### [Stored data]
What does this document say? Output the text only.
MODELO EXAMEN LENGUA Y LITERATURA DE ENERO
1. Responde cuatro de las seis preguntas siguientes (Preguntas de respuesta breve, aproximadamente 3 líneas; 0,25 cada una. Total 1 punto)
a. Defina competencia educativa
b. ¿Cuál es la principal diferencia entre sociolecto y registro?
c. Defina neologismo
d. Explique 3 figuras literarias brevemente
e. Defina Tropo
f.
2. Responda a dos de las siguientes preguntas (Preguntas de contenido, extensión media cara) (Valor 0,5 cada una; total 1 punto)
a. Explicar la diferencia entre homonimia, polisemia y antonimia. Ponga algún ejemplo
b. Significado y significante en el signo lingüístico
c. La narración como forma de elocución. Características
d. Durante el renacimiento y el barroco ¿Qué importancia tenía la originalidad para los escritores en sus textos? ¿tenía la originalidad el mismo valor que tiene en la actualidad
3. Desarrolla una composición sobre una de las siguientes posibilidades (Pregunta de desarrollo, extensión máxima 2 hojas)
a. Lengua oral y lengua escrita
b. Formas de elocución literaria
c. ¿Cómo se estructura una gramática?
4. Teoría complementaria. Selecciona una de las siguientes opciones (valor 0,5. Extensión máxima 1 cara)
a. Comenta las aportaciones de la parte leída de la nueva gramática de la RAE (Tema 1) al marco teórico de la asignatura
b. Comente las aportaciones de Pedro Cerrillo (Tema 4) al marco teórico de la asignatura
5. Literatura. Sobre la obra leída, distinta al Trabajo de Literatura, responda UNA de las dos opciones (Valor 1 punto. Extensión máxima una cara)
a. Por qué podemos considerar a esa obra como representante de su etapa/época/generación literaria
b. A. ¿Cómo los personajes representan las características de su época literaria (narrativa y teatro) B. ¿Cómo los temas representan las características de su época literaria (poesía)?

### [EXERCISE DETAILS]
Return all the data above once more, precisely as given.

### [RESULT OF THE TASK]
What does this document say? Output the text only.
MODELO EXAMEN LENGUA Y LITERATURA DE ENERO
1. Responde cuatro de las seis preguntas siguientes (Preguntas de respuesta breve, aproximadamente 3 líneas; 0,25 cada una. Total 1 punto)
a. Defina competencia educativa
b. ¿Cuál es la principal diferencia entre sociolecto y registro?
c. Defina neologismo
d. Explique 3 figuras literarias brevemente
e. Defina Tropo
f.
2. Responda a dos de las siguientes preguntas (Preguntas de contenido, extensión media cara) (Valor 0,5 cada una; total 1 punto)
a. Explicar la diferencia entre homonimia, polisemia y antonimia. Ponga algún ejemplo
b. Significado y significante en el signo lingüístico
c. La narración como forma de elocución. Características
d. Durante el renacimiento y el barroco ¿Qué importancia tenía la originalidad para los escritores en sus textos? ¿tenía la originalidad el mismo valor que tiene en la actualidad
3. Desarrolla una composición sobre una de las siguientes posibilidades (Pregunta de desarrollo, extensión máxima 2 hojas)
a. Lengua oral y lengua escrita
b. Formas de elocución literaria
c. ¿Cómo se estructura una gramática?
4. Teoría complementaria. Selecciona una de las siguientes opciones (valor 0,5. Extensión máxima 1 cara)
a. Comenta las aportaciones de la parte leída de la nueva gramática de la RAE (Tema 1) al marco teórico de la asignatura
b. Comente las aportaciones de Pedro Cerrillo (Tema 4) al marco teórico de la asignatura
5. Literatura. Sobre la obra leída, distinta al Trabajo de Literatura, responda UNA de las dos opciones (Valor 1 punto. Extensión máxima una cara)
a. Por qué podemos considerar a esa obra como representante de su etapa/época/generación literaria
b. A. ¿Cómo los personajes representan las características de su época literaria (narrativa y teatro) B. ¿Cómo los temas representan las características de su época literaria (poesía)?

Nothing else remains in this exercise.